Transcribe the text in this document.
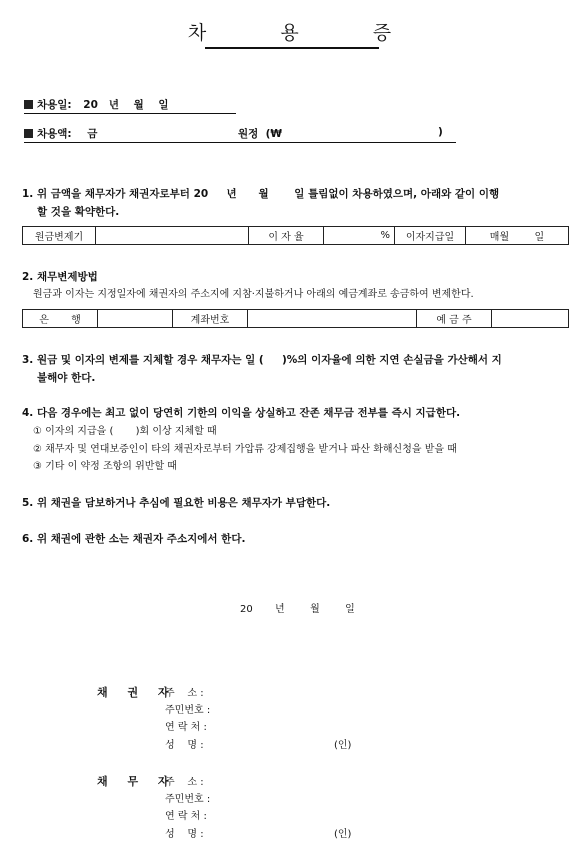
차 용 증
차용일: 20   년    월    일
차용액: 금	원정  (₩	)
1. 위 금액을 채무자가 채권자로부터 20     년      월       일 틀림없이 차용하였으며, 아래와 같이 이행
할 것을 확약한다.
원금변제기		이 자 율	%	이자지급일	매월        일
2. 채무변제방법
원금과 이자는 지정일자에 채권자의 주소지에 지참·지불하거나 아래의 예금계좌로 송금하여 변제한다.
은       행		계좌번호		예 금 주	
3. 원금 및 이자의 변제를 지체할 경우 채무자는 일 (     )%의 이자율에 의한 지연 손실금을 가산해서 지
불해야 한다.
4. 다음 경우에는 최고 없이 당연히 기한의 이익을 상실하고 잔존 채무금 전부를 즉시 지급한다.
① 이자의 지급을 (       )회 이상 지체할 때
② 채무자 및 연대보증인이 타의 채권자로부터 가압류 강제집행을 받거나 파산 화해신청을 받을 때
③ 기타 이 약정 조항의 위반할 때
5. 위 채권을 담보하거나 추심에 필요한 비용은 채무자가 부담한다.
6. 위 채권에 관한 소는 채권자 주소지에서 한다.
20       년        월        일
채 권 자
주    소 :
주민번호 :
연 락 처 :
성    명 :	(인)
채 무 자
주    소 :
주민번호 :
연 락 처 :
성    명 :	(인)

====================

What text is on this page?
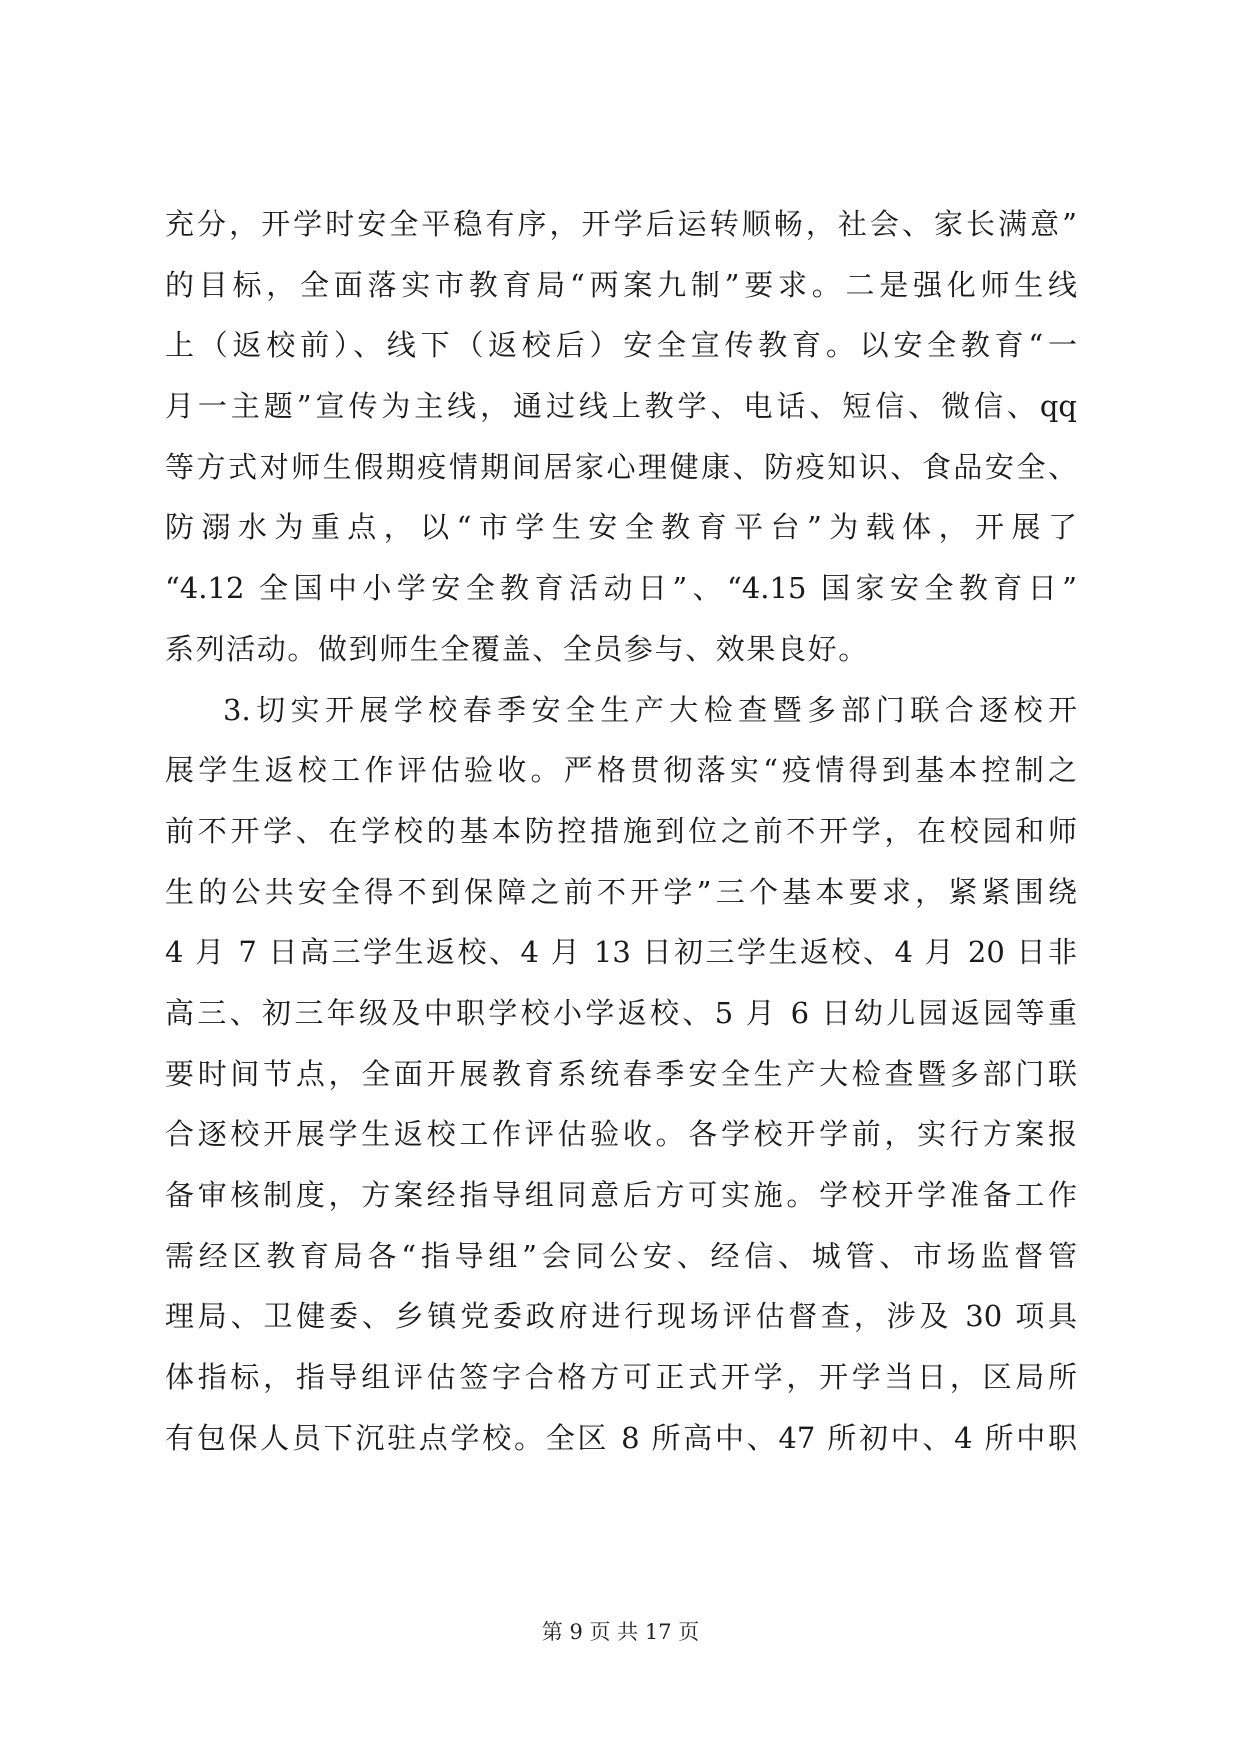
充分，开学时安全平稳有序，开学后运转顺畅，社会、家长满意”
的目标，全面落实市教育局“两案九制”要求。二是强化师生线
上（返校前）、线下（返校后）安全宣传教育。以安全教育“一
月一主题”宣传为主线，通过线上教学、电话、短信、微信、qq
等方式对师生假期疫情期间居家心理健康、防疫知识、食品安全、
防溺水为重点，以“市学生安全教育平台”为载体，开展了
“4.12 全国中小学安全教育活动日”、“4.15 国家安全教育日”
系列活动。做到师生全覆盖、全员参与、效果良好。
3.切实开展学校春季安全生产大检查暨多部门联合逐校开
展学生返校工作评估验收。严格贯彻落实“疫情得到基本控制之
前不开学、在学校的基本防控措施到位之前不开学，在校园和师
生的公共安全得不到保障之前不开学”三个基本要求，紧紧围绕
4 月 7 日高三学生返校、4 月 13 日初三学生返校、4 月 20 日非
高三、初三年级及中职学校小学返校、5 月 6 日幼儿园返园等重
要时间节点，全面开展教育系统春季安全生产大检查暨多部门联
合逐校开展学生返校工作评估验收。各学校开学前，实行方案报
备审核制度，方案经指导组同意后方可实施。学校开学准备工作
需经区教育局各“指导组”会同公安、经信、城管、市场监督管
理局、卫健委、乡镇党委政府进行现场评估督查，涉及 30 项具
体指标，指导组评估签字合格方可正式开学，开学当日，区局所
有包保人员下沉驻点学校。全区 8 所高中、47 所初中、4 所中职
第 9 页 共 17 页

====================

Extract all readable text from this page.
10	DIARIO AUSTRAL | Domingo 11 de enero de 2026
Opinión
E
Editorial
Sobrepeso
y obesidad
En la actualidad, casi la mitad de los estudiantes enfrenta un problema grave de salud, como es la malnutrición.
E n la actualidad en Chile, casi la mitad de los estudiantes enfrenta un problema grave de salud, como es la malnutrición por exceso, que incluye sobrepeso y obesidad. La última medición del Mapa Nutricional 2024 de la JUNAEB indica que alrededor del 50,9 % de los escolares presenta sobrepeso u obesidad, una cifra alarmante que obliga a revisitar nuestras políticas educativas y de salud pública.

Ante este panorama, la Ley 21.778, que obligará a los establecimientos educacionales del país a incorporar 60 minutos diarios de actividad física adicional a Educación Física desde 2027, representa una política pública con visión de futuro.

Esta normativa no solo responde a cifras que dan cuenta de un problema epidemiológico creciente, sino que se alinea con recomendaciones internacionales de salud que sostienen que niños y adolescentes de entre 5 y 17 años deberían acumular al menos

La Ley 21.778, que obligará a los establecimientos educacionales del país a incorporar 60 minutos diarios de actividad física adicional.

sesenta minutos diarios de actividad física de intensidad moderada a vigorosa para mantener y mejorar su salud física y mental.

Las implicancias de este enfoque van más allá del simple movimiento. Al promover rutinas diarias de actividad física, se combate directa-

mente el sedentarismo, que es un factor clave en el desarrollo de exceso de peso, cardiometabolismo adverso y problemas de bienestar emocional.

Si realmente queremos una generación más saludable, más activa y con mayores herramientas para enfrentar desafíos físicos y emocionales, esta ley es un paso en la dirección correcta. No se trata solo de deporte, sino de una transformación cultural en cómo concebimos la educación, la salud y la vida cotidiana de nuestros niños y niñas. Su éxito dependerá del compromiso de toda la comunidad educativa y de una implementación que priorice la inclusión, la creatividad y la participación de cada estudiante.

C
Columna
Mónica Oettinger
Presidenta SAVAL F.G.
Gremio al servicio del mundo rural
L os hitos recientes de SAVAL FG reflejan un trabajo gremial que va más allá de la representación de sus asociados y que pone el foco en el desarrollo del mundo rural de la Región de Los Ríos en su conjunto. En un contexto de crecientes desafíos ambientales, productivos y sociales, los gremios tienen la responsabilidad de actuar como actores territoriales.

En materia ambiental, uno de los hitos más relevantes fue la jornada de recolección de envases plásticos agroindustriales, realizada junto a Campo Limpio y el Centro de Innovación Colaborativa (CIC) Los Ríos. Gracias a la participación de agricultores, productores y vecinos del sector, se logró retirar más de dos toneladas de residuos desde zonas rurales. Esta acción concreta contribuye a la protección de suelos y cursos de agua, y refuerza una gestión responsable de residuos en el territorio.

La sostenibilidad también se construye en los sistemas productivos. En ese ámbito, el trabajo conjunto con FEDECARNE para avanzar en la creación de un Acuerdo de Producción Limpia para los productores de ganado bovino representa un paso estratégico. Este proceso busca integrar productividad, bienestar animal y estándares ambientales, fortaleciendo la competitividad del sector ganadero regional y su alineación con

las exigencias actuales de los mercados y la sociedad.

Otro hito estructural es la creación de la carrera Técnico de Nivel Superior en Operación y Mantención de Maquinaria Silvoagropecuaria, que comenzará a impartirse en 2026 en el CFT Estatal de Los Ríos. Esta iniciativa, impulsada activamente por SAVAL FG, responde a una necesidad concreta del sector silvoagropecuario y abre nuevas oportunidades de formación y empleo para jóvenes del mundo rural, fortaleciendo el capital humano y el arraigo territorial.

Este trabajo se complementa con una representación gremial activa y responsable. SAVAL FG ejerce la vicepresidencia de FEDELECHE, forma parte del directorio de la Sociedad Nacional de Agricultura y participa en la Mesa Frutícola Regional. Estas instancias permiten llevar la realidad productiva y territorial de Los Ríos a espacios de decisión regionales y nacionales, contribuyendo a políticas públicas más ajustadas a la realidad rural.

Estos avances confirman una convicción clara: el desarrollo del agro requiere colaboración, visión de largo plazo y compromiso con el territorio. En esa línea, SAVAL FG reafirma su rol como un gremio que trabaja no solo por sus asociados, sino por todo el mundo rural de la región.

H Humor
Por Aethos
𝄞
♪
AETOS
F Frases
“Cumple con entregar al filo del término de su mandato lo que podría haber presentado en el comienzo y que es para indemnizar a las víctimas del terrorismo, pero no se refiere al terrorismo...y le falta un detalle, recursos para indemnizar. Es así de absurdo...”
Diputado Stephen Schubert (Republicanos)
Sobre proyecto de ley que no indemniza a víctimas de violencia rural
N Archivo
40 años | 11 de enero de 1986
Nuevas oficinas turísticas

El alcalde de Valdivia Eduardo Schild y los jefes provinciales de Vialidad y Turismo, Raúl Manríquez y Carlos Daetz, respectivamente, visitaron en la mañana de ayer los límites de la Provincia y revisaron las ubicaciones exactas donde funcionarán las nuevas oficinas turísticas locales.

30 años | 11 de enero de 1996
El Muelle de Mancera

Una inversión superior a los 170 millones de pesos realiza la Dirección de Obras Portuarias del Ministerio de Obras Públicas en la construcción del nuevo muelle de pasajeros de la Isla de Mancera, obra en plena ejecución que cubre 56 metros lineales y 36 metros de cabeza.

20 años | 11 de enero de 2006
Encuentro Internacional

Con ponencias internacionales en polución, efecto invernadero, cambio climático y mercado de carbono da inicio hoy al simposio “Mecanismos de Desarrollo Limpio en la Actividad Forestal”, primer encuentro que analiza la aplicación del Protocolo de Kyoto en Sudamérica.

====================

Exercise goal :: Looking at the data above, how many lines hold the word "oficinas"? Respond with the number alone.

Written solution :: 2